# The request
Retype the listing that follows, word for word.

[Rows from a figure dataset]
========================

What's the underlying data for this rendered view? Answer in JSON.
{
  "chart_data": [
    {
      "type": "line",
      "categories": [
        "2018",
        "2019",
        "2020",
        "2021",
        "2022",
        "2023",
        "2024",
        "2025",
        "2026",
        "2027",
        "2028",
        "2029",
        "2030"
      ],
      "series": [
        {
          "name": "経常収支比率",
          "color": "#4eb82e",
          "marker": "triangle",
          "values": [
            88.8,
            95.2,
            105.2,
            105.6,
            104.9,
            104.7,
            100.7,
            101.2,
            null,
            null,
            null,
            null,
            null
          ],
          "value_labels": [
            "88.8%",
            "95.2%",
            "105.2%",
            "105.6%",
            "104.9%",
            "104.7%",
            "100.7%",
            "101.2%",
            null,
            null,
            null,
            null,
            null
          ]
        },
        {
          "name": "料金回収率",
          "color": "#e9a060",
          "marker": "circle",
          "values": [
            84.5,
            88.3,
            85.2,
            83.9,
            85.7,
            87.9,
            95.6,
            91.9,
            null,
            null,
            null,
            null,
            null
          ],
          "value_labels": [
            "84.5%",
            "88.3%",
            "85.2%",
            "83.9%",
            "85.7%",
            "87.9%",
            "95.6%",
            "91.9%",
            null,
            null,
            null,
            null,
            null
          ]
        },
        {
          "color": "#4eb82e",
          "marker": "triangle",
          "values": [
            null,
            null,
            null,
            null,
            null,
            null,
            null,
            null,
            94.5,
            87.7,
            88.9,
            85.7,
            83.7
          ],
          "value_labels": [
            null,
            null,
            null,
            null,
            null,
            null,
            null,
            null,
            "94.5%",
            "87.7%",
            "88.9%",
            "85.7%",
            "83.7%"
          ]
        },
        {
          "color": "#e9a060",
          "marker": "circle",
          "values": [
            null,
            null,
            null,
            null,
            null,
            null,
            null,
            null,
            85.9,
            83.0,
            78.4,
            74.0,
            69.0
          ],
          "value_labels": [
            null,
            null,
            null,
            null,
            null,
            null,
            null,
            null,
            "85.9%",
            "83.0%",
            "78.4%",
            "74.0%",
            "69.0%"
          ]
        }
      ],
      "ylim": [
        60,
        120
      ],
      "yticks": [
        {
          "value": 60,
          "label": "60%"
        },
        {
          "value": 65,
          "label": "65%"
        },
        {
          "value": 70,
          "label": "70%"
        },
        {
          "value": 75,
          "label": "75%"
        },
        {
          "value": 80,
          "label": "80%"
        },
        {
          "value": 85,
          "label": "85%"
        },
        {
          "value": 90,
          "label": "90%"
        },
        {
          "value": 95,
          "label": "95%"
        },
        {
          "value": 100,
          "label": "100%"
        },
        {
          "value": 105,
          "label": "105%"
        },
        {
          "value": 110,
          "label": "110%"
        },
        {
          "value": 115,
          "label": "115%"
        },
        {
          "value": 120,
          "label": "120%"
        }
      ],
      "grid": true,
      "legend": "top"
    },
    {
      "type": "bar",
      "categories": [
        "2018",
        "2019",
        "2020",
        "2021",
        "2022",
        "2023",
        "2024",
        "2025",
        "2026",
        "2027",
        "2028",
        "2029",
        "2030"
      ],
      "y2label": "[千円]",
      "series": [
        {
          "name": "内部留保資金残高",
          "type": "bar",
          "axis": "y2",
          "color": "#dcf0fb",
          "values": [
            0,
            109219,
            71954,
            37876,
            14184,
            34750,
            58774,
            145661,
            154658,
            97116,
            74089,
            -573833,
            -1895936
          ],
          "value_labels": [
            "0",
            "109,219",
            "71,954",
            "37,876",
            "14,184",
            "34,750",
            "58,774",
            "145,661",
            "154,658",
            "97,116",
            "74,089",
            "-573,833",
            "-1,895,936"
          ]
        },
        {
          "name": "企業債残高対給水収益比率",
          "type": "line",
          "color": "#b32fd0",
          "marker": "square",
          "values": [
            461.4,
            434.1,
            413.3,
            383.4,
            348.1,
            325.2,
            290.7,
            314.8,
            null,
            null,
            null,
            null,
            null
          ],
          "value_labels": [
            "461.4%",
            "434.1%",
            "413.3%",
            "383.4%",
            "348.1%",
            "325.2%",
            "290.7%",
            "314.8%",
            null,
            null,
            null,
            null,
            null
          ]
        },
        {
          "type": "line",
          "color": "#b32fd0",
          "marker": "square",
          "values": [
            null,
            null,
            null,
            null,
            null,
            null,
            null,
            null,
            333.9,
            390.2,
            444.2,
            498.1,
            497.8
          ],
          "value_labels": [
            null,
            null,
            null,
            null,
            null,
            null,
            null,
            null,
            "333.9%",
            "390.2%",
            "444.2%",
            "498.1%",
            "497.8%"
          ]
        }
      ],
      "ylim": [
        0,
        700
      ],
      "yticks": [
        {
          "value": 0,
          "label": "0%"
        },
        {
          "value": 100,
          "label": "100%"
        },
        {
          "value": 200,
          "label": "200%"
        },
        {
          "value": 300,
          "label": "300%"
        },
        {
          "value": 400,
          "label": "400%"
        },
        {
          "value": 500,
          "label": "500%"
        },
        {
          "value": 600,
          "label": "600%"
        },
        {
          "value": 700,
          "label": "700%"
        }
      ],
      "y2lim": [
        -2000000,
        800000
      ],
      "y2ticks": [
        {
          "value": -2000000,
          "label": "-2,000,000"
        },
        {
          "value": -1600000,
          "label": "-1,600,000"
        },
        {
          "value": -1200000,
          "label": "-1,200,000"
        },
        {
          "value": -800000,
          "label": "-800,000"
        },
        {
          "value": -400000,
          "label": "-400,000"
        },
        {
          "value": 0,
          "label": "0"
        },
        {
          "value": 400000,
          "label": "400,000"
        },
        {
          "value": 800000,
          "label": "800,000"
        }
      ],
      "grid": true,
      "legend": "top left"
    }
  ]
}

========================

# Response to the exercise
What's the underlying data for this rendered view? Answer in JSON.
{
  "chart_data": [
    {
      "type": "line",
      "categories": [
        "2018",
        "2019",
        "2020",
        "2021",
        "2022",
        "2023",
        "2024",
        "2025",
        "2026",
        "2027",
        "2028",
        "2029",
        "2030"
      ],
      "series": [
        {
          "name": "経常収支比率",
          "color": "#4eb82e",
          "marker": "triangle",
          "values": [
            88.8,
            95.2,
            105.2,
            105.6,
            104.9,
            104.7,
            100.7,
            101.2,
            null,
            null,
            null,
            null,
            null
          ],
          "value_labels": [
            "88.8%",
            "95.2%",
            "105.2%",
            "105.6%",
            "104.9%",
            "104.7%",
            "100.7%",
            "101.2%",
            null,
            null,
            null,
            null,
            null
          ]
        },
        {
          "name": "料金回収率",
          "color": "#e9a060",
          "marker": "circle",
          "values": [
            84.5,
            88.3,
            85.2,
            83.9,
            85.7,
            87.9,
            95.6,
            91.9,
            null,
            null,
            null,
            null,
            null
          ],
          "value_labels": [
            "84.5%",
            "88.3%",
            "85.2%",
            "83.9%",
            "85.7%",
            "87.9%",
            "95.6%",
            "91.9%",
            null,
            null,
            null,
            null,
            null
          ]
        },
        {
          "color": "#4eb82e",
          "marker": "triangle",
          "values": [
            null,
            null,
            null,
            null,
            null,
            null,
            null,
            null,
            94.5,
            87.7,
            88.9,
            85.7,
            83.7
          ],
          "value_labels": [
            null,
            null,
            null,
            null,
            null,
            null,
            null,
            null,
            "94.5%",
            "87.7%",
            "88.9%",
            "85.7%",
            "83.7%"
          ]
        },
        {
          "color": "#e9a060",
          "marker": "circle",
          "values": [
            null,
            null,
            null,
            null,
            null,
            null,
            null,
            null,
            85.9,
            83.0,
            78.4,
            74.0,
            69.0
          ],
          "value_labels": [
            null,
            null,
            null,
            null,
            null,
            null,
            null,
            null,
            "85.9%",
            "83.0%",
            "78.4%",
            "74.0%",
            "69.0%"
          ]
        }
      ],
      "ylim": [
        60,
        120
      ],
      "yticks": [
        {
          "value": 60,
          "label": "60%"
        },
        {
          "value": 65,
          "label": "65%"
        },
        {
          "value": 70,
          "label": "70%"
        },
        {
          "value": 75,
          "label": "75%"
        },
        {
          "value": 80,
          "label": "80%"
        },
        {
          "value": 85,
          "label": "85%"
        },
        {
          "value": 90,
          "label": "90%"
        },
        {
          "value": 95,
          "label": "95%"
        },
        {
          "value": 100,
          "label": "100%"
        },
        {
          "value": 105,
          "label": "105%"
        },
        {
          "value": 110,
          "label": "110%"
        },
        {
          "value": 115,
          "label": "115%"
        },
        {
          "value": 120,
          "label": "120%"
        }
      ],
      "grid": true,
      "legend": "top"
    },
    {
      "type": "bar",
      "categories": [
        "2018",
        "2019",
        "2020",
        "2021",
        "2022",
        "2023",
        "2024",
        "2025",
        "2026",
        "2027",
        "2028",
        "2029",
        "2030"
      ],
      "y2label": "[千円]",
      "series": [
        {
          "name": "内部留保資金残高",
          "type": "bar",
          "axis": "y2",
          "color": "#dcf0fb",
          "values": [
            0,
            109219,
            71954,
            37876,
            14184,
            34750,
            58774,
            145661,
            154658,
            97116,
            74089,
            -573833,
            -1895936
          ],
          "value_labels": [
            "0",
            "109,219",
            "71,954",
            "37,876",
            "14,184",
            "34,750",
            "58,774",
            "145,661",
            "154,658",
            "97,116",
            "74,089",
            "-573,833",
            "-1,895,936"
          ]
        },
        {
          "name": "企業債残高対給水収益比率",
          "type": "line",
          "color": "#b32fd0",
          "marker": "square",
          "values": [
            461.4,
            434.1,
            413.3,
            383.4,
            348.1,
            325.2,
            290.7,
            314.8,
            null,
            null,
            null,
            null,
            null
          ],
          "value_labels": [
            "461.4%",
            "434.1%",
            "413.3%",
            "383.4%",
            "348.1%",
            "325.2%",
            "290.7%",
            "314.8%",
            null,
            null,
            null,
            null,
            null
          ]
        },
        {
          "type": "line",
          "color": "#b32fd0",
          "marker": "square",
          "values": [
            null,
            null,
            null,
            null,
            null,
            null,
            null,
            null,
            333.9,
            390.2,
            444.2,
            498.1,
            497.8
          ],
          "value_labels": [
            null,
            null,
            null,
            null,
            null,
            null,
            null,
            null,
            "333.9%",
            "390.2%",
            "444.2%",
            "498.1%",
            "497.8%"
          ]
        }
      ],
      "ylim": [
        0,
        700
      ],
      "yticks": [
        {
          "value": 0,
          "label": "0%"
        },
        {
          "value": 100,
          "label": "100%"
        },
        {
          "value": 200,
          "label": "200%"
        },
        {
          "value": 300,
          "label": "300%"
        },
        {
          "value": 400,
          "label": "400%"
        },
        {
          "value": 500,
          "label": "500%"
        },
        {
          "value": 600,
          "label": "600%"
        },
        {
          "value": 700,
          "label": "700%"
        }
      ],
      "y2lim": [
        -2000000,
        800000
      ],
      "y2ticks": [
        {
          "value": -2000000,
          "label": "-2,000,000"
        },
        {
          "value": -1600000,
          "label": "-1,600,000"
        },
        {
          "value": -1200000,
          "label": "-1,200,000"
        },
        {
          "value": -800000,
          "label": "-800,000"
        },
        {
          "value": -400000,
          "label": "-400,000"
        },
        {
          "value": 0,
          "label": "0"
        },
        {
          "value": 400000,
          "label": "400,000"
        },
        {
          "value": 800000,
          "label": "800,000"
        }
      ],
      "grid": true,
      "legend": "top left"
    }
  ]
}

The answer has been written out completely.